** INSTRUCTIONS FOR THE TASK **
Write the count of lines that contain the word "with" and nothing else.

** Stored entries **
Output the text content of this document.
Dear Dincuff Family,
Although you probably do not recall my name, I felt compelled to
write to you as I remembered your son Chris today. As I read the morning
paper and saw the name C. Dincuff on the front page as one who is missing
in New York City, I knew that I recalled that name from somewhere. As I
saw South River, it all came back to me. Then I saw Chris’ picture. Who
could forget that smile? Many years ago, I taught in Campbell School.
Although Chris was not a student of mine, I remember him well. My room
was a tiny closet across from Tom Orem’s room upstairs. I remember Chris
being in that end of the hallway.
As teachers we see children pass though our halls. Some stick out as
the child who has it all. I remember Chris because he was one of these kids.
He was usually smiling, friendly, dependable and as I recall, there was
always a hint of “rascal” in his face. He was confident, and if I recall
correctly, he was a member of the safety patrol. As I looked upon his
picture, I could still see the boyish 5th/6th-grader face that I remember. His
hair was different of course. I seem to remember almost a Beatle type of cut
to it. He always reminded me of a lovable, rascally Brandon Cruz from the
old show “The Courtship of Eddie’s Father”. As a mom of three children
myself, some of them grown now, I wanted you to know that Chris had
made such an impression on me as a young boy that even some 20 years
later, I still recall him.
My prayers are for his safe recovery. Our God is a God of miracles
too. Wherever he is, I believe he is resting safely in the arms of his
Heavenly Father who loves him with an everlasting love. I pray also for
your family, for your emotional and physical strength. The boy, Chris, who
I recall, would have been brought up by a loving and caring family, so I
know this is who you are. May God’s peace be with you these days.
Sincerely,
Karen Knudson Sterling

--

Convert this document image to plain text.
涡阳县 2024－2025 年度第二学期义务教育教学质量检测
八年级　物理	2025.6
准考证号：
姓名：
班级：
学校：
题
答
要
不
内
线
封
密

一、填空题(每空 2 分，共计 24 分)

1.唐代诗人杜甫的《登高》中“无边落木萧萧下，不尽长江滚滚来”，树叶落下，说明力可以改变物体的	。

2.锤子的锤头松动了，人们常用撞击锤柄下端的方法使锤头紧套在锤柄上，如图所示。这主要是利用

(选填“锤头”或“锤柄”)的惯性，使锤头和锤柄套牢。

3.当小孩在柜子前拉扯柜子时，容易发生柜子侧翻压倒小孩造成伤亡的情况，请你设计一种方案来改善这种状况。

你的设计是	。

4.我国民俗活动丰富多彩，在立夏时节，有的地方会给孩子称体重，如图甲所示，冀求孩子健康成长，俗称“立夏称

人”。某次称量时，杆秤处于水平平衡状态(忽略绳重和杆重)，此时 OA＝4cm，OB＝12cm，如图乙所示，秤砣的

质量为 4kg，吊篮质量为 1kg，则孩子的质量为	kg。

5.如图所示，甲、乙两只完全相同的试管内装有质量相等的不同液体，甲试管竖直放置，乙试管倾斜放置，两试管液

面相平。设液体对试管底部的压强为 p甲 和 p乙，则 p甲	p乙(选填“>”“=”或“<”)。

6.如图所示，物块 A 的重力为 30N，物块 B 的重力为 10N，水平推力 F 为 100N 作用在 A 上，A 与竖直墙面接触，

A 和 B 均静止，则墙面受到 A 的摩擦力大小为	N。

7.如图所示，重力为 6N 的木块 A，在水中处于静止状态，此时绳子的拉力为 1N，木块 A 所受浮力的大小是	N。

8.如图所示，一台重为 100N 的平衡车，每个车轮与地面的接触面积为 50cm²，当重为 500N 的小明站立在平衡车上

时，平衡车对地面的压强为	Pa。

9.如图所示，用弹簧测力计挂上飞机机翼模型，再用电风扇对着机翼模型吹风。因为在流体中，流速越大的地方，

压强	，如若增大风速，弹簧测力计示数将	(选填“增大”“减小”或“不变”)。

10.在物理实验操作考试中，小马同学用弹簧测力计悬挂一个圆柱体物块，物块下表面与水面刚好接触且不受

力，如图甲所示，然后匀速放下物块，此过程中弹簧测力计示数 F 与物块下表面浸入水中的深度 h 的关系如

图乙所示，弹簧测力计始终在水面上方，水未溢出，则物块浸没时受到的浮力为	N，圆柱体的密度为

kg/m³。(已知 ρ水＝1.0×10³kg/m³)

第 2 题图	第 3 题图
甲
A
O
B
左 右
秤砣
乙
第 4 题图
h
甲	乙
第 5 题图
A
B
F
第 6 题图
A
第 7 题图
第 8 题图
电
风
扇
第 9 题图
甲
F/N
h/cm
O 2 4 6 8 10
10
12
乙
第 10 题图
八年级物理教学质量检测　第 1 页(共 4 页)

---

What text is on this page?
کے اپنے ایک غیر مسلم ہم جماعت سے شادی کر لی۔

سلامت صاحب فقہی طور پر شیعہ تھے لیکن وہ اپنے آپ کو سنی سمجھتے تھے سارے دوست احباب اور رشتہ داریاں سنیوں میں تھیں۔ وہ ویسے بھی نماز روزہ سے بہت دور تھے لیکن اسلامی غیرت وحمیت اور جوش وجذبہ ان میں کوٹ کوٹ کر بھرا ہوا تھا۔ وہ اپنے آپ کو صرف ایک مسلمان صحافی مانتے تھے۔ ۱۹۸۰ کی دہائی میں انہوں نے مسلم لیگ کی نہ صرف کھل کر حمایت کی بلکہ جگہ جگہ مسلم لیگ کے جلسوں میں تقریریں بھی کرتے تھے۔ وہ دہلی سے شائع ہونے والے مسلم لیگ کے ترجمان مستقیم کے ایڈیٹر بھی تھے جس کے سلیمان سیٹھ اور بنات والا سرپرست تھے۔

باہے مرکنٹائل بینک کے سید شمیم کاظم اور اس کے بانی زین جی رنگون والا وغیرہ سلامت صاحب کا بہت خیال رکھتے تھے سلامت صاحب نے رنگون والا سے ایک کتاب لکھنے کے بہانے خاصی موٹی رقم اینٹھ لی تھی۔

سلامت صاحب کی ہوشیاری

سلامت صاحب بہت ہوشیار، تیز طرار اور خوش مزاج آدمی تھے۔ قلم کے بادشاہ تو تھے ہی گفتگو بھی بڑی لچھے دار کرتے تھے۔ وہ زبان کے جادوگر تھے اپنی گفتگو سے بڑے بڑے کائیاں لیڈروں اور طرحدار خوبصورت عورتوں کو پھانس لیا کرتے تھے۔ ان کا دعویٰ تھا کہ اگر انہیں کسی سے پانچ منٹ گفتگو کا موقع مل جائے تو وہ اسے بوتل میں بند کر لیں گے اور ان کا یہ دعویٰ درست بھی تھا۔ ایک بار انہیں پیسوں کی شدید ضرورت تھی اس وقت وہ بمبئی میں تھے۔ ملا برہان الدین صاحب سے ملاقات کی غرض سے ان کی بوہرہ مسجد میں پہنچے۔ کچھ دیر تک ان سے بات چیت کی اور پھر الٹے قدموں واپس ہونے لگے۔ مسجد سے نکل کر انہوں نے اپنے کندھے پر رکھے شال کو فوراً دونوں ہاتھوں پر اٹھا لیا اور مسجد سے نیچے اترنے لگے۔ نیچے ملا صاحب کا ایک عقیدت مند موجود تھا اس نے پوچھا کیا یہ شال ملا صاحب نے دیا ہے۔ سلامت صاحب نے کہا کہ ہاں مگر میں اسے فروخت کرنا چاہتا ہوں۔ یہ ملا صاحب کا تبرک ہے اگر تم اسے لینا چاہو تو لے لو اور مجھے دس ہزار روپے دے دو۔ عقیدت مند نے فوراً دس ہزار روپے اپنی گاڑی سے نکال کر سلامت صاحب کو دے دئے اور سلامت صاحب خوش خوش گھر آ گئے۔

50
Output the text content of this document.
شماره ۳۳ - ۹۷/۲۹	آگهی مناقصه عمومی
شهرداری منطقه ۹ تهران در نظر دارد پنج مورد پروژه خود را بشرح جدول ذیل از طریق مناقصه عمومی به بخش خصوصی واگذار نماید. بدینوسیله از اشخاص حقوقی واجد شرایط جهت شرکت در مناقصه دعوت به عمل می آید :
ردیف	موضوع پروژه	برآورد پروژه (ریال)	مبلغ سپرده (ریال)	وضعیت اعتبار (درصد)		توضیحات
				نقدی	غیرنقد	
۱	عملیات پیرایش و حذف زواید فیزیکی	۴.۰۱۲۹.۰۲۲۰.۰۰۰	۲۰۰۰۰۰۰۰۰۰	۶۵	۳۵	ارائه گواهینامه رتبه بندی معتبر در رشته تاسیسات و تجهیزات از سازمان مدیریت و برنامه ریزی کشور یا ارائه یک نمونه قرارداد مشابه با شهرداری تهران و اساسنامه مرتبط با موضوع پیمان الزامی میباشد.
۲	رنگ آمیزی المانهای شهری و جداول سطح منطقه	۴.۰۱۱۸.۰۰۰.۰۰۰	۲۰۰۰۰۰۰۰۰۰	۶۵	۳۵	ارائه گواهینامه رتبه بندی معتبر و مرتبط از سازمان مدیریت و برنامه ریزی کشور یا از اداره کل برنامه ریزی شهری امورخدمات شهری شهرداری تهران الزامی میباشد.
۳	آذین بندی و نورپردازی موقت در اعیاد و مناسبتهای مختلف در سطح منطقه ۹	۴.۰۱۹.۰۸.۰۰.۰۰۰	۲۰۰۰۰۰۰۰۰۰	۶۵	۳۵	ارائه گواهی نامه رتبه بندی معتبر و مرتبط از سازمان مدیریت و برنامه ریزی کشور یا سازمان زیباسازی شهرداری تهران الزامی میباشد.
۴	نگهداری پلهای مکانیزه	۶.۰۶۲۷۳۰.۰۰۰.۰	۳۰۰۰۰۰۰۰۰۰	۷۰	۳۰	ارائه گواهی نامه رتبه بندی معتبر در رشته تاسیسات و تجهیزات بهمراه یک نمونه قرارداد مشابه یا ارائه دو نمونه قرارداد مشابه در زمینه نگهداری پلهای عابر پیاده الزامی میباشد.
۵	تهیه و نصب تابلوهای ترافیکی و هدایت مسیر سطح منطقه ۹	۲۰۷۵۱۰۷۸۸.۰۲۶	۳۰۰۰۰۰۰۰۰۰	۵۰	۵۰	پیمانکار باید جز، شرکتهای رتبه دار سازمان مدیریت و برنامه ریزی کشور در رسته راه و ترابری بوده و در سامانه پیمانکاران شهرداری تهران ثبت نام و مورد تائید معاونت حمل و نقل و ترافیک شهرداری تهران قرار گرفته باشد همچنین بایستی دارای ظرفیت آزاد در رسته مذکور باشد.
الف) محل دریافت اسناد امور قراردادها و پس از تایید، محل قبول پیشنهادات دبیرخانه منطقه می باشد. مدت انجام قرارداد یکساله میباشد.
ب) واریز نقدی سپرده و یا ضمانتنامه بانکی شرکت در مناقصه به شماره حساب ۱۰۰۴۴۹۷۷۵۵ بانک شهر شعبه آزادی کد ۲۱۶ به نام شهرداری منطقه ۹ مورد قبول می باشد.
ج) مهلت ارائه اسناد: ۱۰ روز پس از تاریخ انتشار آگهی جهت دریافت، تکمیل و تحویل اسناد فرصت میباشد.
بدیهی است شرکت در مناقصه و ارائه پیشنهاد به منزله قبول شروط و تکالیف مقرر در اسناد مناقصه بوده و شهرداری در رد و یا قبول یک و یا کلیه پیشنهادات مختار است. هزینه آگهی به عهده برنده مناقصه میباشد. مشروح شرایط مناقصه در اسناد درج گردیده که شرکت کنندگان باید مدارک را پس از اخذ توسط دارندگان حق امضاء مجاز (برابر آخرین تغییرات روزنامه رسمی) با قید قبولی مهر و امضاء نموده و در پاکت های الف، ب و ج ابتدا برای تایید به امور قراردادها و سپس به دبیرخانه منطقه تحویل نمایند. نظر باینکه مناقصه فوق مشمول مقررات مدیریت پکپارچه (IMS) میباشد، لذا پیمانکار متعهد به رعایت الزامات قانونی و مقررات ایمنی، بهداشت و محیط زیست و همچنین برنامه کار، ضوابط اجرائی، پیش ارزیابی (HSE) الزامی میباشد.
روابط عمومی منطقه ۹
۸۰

** TASK ANSWER **
2